# Task goal
Gather every line of the entries that includes the word "amount".

*-*-*

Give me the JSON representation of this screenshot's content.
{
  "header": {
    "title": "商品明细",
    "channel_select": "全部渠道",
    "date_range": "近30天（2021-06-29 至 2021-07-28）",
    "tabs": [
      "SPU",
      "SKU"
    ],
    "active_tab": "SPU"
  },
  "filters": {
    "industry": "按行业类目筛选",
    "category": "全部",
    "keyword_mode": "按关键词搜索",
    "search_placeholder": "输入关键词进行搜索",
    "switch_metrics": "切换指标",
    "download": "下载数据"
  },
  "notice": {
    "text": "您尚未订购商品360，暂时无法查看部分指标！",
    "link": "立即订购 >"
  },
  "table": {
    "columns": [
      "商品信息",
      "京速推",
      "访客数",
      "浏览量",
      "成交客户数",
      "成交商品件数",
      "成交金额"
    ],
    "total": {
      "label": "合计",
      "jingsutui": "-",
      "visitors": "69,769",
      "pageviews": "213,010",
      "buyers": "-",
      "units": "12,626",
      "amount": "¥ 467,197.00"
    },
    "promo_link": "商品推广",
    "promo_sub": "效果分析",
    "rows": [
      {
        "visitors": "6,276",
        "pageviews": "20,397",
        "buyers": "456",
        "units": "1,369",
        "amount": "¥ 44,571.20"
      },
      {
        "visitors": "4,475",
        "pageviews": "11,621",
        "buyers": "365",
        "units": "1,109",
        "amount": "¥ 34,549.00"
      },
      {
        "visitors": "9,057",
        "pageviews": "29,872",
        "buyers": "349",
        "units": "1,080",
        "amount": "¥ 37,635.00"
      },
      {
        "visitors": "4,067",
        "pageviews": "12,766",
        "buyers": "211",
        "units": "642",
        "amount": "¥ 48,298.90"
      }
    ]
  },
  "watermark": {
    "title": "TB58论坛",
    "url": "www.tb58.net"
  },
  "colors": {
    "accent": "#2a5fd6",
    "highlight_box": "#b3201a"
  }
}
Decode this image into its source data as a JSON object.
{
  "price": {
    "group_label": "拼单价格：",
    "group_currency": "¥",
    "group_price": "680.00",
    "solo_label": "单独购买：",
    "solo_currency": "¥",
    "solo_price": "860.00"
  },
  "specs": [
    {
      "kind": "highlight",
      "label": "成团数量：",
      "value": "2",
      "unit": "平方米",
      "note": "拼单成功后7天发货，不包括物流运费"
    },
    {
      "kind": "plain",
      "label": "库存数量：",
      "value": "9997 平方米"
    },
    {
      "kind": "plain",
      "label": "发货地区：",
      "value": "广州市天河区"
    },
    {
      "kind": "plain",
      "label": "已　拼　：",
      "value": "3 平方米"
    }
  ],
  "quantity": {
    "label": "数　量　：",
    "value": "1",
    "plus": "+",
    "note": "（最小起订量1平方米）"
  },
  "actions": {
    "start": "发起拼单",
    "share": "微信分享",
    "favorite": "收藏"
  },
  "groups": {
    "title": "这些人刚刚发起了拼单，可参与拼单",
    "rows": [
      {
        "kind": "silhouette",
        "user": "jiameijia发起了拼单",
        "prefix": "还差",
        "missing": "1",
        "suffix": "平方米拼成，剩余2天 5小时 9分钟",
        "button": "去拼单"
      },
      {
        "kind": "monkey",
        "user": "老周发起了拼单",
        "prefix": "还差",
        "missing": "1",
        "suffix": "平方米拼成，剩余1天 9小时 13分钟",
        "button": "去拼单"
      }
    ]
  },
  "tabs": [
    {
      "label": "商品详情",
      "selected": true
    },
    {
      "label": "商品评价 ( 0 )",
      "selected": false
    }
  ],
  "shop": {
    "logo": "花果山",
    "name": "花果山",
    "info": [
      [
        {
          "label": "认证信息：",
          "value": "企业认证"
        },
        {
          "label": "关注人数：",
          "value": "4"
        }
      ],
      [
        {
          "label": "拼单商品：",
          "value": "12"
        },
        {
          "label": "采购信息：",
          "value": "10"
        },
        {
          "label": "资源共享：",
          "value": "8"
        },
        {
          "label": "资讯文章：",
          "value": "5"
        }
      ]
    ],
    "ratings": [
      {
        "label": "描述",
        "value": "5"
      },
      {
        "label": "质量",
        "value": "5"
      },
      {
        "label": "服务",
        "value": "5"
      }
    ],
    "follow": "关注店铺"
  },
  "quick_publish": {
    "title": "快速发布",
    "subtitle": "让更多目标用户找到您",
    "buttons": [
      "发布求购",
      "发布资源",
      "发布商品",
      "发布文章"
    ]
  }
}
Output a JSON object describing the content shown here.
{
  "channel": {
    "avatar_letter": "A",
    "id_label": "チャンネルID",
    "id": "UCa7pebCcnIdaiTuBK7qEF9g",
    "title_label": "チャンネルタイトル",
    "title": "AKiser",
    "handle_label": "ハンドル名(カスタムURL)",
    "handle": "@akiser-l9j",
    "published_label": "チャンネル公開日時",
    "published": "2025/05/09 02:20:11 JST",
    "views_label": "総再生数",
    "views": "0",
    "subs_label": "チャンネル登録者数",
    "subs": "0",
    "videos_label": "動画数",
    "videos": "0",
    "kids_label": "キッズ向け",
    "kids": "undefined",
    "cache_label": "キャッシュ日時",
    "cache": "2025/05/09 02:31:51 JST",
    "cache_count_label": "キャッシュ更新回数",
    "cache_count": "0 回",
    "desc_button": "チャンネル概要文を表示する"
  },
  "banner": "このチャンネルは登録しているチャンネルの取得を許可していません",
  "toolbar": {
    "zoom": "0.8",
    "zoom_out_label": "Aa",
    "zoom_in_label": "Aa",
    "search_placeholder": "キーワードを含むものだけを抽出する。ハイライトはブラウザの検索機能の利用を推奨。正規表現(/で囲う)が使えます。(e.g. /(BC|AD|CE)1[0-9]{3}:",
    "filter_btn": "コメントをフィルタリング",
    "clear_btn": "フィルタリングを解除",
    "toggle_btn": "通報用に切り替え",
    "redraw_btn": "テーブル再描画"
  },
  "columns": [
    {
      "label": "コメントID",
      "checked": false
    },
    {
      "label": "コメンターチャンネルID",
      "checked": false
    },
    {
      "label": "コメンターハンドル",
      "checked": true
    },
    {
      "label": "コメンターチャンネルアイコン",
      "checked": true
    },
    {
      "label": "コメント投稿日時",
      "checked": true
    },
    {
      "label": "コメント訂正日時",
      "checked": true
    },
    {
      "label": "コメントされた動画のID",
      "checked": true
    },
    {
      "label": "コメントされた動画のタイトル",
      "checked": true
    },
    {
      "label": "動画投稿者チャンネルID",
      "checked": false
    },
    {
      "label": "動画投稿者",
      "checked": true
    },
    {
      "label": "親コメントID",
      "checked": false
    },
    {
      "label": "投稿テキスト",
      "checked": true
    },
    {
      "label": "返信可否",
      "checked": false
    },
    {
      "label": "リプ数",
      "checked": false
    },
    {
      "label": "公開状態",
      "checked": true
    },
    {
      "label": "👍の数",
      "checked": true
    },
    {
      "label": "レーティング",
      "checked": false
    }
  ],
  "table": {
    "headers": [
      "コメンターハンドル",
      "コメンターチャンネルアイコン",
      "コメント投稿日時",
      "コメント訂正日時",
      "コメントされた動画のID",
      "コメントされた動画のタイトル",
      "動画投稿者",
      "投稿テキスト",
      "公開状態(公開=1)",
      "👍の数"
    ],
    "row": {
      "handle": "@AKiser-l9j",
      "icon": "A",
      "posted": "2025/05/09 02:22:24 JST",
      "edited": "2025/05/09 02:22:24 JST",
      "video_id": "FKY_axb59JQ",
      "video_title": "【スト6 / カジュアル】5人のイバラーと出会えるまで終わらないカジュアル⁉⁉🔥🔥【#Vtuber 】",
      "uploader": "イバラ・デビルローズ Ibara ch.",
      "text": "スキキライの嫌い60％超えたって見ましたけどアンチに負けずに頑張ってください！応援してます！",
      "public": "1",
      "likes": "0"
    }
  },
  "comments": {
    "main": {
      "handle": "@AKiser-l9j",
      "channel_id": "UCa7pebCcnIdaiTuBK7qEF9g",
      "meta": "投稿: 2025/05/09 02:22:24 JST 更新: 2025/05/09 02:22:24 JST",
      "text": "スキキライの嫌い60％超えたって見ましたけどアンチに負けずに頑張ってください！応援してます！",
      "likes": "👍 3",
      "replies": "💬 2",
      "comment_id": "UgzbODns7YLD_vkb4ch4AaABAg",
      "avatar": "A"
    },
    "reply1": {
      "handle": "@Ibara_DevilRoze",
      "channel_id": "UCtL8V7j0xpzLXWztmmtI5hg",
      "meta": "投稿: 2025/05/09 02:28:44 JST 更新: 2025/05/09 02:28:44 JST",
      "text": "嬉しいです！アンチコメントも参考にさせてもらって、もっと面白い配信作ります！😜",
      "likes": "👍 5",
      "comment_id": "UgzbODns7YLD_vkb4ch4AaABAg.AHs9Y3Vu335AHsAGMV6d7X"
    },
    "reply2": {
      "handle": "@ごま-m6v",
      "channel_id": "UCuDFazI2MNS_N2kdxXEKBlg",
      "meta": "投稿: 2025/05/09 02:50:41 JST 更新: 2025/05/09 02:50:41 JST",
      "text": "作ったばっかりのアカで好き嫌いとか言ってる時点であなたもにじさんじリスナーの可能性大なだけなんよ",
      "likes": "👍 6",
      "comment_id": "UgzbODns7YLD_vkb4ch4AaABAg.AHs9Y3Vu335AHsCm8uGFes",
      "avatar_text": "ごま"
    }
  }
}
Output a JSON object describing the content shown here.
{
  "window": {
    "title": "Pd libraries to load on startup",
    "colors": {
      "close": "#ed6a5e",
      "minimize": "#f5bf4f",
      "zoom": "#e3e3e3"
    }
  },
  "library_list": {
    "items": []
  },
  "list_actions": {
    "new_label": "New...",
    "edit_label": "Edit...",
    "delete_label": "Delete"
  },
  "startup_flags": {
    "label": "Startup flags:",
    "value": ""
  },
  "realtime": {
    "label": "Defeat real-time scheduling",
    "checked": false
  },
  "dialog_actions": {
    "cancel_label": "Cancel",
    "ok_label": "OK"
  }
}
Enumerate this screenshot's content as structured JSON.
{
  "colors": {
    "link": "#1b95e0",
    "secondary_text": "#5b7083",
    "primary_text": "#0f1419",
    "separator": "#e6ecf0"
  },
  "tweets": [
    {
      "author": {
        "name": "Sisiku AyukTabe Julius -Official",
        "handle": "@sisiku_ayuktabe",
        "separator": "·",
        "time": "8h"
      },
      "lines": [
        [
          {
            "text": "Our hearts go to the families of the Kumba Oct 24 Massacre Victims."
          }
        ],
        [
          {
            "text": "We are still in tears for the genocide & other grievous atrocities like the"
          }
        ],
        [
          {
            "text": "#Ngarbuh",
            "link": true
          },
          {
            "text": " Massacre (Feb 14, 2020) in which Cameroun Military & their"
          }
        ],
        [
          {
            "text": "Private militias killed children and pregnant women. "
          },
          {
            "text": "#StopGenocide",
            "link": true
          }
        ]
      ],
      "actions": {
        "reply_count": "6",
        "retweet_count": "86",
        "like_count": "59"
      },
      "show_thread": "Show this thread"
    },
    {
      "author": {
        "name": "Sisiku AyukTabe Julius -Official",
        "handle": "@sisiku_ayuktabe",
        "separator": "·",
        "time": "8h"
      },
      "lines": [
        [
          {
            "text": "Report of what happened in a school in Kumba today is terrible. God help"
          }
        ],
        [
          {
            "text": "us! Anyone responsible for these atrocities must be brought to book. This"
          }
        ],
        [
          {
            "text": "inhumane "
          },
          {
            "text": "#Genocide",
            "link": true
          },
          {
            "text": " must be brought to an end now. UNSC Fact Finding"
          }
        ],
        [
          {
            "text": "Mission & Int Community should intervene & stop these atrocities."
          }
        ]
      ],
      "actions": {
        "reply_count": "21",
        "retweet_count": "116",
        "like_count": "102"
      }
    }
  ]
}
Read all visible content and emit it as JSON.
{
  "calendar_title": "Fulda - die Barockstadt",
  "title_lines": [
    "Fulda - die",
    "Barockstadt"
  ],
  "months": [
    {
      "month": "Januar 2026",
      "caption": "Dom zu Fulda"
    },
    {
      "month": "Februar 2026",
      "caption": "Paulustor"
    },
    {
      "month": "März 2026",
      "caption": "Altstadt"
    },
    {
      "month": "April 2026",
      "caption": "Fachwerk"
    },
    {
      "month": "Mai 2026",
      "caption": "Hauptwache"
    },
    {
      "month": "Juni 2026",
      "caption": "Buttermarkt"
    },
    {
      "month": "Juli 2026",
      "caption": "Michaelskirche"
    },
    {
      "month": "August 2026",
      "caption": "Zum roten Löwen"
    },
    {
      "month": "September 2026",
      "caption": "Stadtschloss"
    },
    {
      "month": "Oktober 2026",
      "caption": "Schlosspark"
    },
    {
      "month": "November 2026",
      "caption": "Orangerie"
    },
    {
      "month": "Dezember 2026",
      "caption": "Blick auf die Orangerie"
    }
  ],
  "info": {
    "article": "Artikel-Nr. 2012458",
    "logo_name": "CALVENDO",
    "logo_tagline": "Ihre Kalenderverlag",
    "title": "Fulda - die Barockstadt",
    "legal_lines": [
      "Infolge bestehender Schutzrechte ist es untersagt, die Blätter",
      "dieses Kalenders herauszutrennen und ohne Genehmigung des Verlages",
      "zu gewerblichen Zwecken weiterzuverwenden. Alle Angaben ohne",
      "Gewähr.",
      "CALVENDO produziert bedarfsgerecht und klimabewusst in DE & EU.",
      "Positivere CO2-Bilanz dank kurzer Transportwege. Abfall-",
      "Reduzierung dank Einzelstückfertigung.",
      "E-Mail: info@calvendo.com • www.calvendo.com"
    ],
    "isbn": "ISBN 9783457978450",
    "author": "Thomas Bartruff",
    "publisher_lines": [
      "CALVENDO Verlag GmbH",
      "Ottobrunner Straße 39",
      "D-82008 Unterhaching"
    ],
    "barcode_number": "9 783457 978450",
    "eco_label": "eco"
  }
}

*-*-*

# Solution to this problem
      "amount": "¥ 467,197.00"
        "amount": "¥ 44,571.20"
        "amount": "¥ 34,549.00"
        "amount": "¥ 37,635.00"
        "amount": "¥ 48,298.90"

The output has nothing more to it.